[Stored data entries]
- - - - -
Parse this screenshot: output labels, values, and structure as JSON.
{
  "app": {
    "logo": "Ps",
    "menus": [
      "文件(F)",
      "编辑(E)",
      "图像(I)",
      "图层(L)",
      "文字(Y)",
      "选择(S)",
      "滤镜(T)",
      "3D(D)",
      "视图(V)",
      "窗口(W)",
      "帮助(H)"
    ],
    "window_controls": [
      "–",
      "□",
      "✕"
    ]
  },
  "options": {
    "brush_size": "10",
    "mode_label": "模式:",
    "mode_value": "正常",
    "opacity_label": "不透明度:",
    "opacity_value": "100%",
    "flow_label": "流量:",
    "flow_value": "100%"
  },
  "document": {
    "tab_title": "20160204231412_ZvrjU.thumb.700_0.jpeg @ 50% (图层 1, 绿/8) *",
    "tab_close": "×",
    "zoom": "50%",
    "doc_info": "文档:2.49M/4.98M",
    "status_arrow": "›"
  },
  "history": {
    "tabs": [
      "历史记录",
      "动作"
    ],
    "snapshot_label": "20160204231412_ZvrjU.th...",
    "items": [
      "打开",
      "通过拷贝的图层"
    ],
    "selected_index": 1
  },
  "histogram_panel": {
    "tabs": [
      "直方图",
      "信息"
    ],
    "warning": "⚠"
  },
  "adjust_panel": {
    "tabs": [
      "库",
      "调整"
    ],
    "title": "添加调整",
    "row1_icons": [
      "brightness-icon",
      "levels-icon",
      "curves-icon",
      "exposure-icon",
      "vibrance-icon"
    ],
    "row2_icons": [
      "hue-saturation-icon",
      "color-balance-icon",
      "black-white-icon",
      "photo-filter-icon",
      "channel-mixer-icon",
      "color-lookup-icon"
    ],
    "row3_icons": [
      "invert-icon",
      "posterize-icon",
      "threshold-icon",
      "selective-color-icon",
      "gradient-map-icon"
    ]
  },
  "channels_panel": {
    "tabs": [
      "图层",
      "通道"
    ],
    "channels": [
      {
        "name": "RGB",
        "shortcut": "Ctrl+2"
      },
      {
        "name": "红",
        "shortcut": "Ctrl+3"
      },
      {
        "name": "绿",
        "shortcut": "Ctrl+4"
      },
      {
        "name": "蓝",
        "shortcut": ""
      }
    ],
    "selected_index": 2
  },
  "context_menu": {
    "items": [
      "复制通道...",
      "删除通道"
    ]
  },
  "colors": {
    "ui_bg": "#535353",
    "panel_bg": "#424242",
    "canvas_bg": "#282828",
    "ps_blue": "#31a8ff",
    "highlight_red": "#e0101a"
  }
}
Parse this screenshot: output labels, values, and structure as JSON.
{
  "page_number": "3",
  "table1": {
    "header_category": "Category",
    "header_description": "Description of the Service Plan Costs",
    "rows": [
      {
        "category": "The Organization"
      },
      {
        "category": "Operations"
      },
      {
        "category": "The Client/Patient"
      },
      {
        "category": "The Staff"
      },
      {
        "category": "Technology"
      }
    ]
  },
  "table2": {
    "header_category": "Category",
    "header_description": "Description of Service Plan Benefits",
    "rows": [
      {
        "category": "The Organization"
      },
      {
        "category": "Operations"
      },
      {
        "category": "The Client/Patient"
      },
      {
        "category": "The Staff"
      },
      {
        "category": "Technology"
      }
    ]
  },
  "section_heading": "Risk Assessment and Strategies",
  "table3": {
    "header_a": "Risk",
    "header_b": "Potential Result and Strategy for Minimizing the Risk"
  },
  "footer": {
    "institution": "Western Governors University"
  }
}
- - - - -
**EXERCISE BRIEF:**
Print all of the entries exactly as they are written.

**RESULT:**
Parse this screenshot: output labels, values, and structure as JSON.
{
  "app": {
    "logo": "Ps",
    "menus": [
      "文件(F)",
      "编辑(E)",
      "图像(I)",
      "图层(L)",
      "文字(Y)",
      "选择(S)",
      "滤镜(T)",
      "3D(D)",
      "视图(V)",
      "窗口(W)",
      "帮助(H)"
    ],
    "window_controls": [
      "–",
      "□",
      "✕"
    ]
  },
  "options": {
    "brush_size": "10",
    "mode_label": "模式:",
    "mode_value": "正常",
    "opacity_label": "不透明度:",
    "opacity_value": "100%",
    "flow_label": "流量:",
    "flow_value": "100%"
  },
  "document": {
    "tab_title": "20160204231412_ZvrjU.thumb.700_0.jpeg @ 50% (图层 1, 绿/8) *",
    "tab_close": "×",
    "zoom": "50%",
    "doc_info": "文档:2.49M/4.98M",
    "status_arrow": "›"
  },
  "history": {
    "tabs": [
      "历史记录",
      "动作"
    ],
    "snapshot_label": "20160204231412_ZvrjU.th...",
    "items": [
      "打开",
      "通过拷贝的图层"
    ],
    "selected_index": 1
  },
  "histogram_panel": {
    "tabs": [
      "直方图",
      "信息"
    ],
    "warning": "⚠"
  },
  "adjust_panel": {
    "tabs": [
      "库",
      "调整"
    ],
    "title": "添加调整",
    "row1_icons": [
      "brightness-icon",
      "levels-icon",
      "curves-icon",
      "exposure-icon",
      "vibrance-icon"
    ],
    "row2_icons": [
      "hue-saturation-icon",
      "color-balance-icon",
      "black-white-icon",
      "photo-filter-icon",
      "channel-mixer-icon",
      "color-lookup-icon"
    ],
    "row3_icons": [
      "invert-icon",
      "posterize-icon",
      "threshold-icon",
      "selective-color-icon",
      "gradient-map-icon"
    ]
  },
  "channels_panel": {
    "tabs": [
      "图层",
      "通道"
    ],
    "channels": [
      {
        "name": "RGB",
        "shortcut": "Ctrl+2"
      },
      {
        "name": "红",
        "shortcut": "Ctrl+3"
      },
      {
        "name": "绿",
        "shortcut": "Ctrl+4"
      },
      {
        "name": "蓝",
        "shortcut": ""
      }
    ],
    "selected_index": 2
  },
  "context_menu": {
    "items": [
      "复制通道...",
      "删除通道"
    ]
  },
  "colors": {
    "ui_bg": "#535353",
    "panel_bg": "#424242",
    "canvas_bg": "#282828",
    "ps_blue": "#31a8ff",
    "highlight_red": "#e0101a"
  }
}
Parse this screenshot: output labels, values, and structure as JSON.
{
  "page_number": "3",
  "table1": {
    "header_category": "Category",
    "header_description": "Description of the Service Plan Costs",
    "rows": [
      {
        "category": "The Organization"
      },
      {
        "category": "Operations"
      },
      {
        "category": "The Client/Patient"
      },
      {
        "category": "The Staff"
      },
      {
        "category": "Technology"
      }
    ]
  },
  "table2": {
    "header_category": "Category",
    "header_description": "Description of Service Plan Benefits",
    "rows": [
      {
        "category": "The Organization"
      },
      {
        "category": "Operations"
      },
      {
        "category": "The Client/Patient"
      },
      {
        "category": "The Staff"
      },
      {
        "category": "Technology"
      }
    ]
  },
  "section_heading": "Risk Assessment and Strategies",
  "table3": {
    "header_a": "Risk",
    "header_b": "Potential Result and Strategy for Minimizing the Risk"
  },
  "footer": {
    "institution": "Western Governors University"
  }
}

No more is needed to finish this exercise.